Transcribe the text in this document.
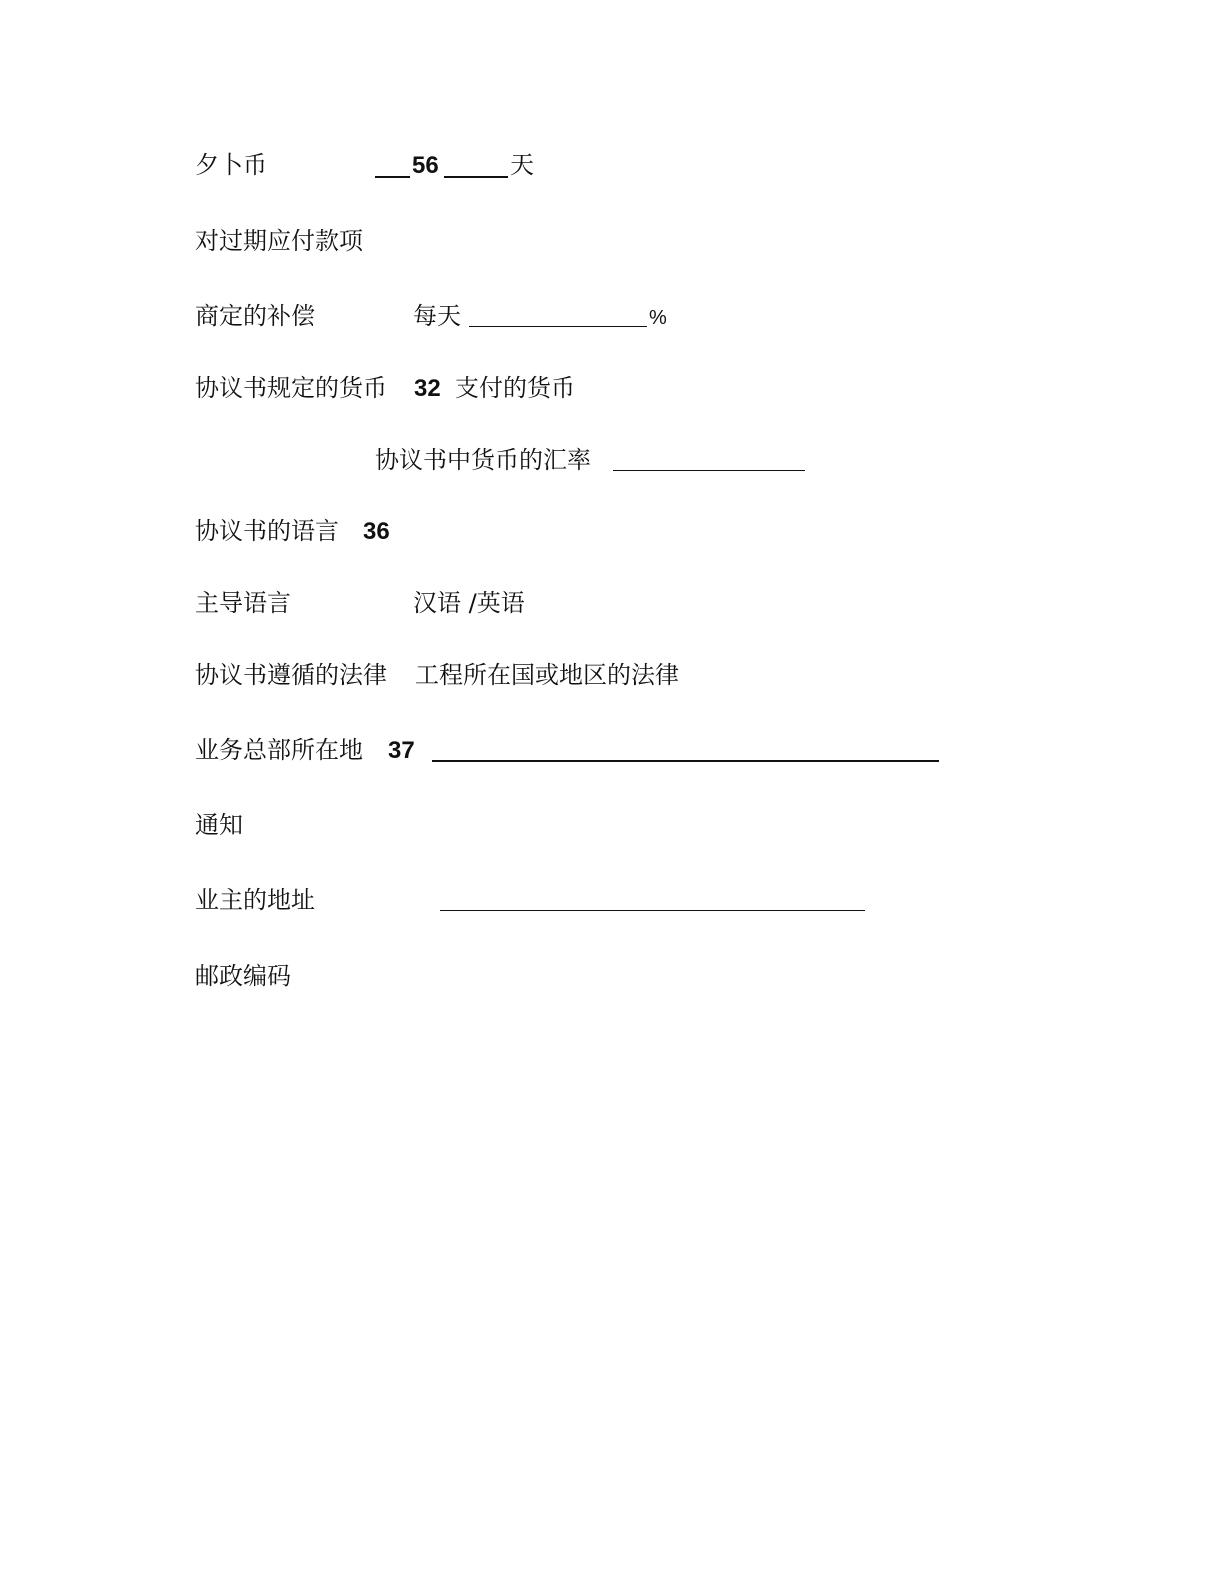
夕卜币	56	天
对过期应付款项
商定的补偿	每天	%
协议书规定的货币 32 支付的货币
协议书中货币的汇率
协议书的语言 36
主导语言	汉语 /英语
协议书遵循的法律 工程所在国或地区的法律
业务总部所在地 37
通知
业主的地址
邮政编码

▶ _EXERCISE AIM_
Write every record out again exactly; no pictures belong in the copy.

▶ _REPLY TO THE EXERCISE_
Transcribe the text in this document.
夕卜币	56	天
对过期应付款项
商定的补偿	每天	%
协议书规定的货币 32 支付的货币
协议书中货币的汇率
协议书的语言 36
主导语言	汉语 /英语
协议书遵循的法律 工程所在国或地区的法律
业务总部所在地 37
通知
业主的地址
邮政编码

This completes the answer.